#### Material for this task
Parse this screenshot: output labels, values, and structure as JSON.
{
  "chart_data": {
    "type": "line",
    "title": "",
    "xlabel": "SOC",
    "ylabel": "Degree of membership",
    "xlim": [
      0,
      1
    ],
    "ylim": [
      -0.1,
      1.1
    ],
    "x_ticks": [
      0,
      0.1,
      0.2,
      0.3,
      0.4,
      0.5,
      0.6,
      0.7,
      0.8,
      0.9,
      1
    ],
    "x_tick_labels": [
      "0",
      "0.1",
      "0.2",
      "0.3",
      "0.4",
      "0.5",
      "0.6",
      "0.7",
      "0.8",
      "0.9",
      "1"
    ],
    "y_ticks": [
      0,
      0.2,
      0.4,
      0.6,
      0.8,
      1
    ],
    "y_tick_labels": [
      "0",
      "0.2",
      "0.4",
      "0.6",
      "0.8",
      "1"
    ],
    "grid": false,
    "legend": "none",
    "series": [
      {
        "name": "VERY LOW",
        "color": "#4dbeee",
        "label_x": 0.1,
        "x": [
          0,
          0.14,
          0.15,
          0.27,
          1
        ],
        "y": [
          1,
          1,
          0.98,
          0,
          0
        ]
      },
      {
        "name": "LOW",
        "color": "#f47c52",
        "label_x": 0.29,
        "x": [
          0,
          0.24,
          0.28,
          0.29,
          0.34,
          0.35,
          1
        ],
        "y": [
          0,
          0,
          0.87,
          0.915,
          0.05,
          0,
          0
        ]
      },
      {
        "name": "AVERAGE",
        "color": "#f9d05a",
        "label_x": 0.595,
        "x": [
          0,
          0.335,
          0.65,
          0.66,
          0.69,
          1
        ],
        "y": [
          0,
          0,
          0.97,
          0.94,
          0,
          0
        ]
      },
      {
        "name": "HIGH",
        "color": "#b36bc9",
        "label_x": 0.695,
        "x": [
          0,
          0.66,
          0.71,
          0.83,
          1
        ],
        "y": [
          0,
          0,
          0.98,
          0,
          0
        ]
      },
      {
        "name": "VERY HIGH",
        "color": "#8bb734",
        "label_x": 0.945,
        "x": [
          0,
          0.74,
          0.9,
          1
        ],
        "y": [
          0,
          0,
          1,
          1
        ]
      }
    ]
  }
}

#### Set problem
All of the lines above must be returned exactly.

#### The solution
Parse this screenshot: output labels, values, and structure as JSON.
{
  "chart_data": {
    "type": "line",
    "title": "",
    "xlabel": "SOC",
    "ylabel": "Degree of membership",
    "xlim": [
      0,
      1
    ],
    "ylim": [
      -0.1,
      1.1
    ],
    "x_ticks": [
      0,
      0.1,
      0.2,
      0.3,
      0.4,
      0.5,
      0.6,
      0.7,
      0.8,
      0.9,
      1
    ],
    "x_tick_labels": [
      "0",
      "0.1",
      "0.2",
      "0.3",
      "0.4",
      "0.5",
      "0.6",
      "0.7",
      "0.8",
      "0.9",
      "1"
    ],
    "y_ticks": [
      0,
      0.2,
      0.4,
      0.6,
      0.8,
      1
    ],
    "y_tick_labels": [
      "0",
      "0.2",
      "0.4",
      "0.6",
      "0.8",
      "1"
    ],
    "grid": false,
    "legend": "none",
    "series": [
      {
        "name": "VERY LOW",
        "color": "#4dbeee",
        "label_x": 0.1,
        "x": [
          0,
          0.14,
          0.15,
          0.27,
          1
        ],
        "y": [
          1,
          1,
          0.98,
          0,
          0
        ]
      },
      {
        "name": "LOW",
        "color": "#f47c52",
        "label_x": 0.29,
        "x": [
          0,
          0.24,
          0.28,
          0.29,
          0.34,
          0.35,
          1
        ],
        "y": [
          0,
          0,
          0.87,
          0.915,
          0.05,
          0,
          0
        ]
      },
      {
        "name": "AVERAGE",
        "color": "#f9d05a",
        "label_x": 0.595,
        "x": [
          0,
          0.335,
          0.65,
          0.66,
          0.69,
          1
        ],
        "y": [
          0,
          0,
          0.97,
          0.94,
          0,
          0
        ]
      },
      {
        "name": "HIGH",
        "color": "#b36bc9",
        "label_x": 0.695,
        "x": [
          0,
          0.66,
          0.71,
          0.83,
          1
        ],
        "y": [
          0,
          0,
          0.98,
          0,
          0
        ]
      },
      {
        "name": "VERY HIGH",
        "color": "#8bb734",
        "label_x": 0.945,
        "x": [
          0,
          0.74,
          0.9,
          1
        ],
        "y": [
          0,
          0,
          1,
          1
        ]
      }
    ]
  }
}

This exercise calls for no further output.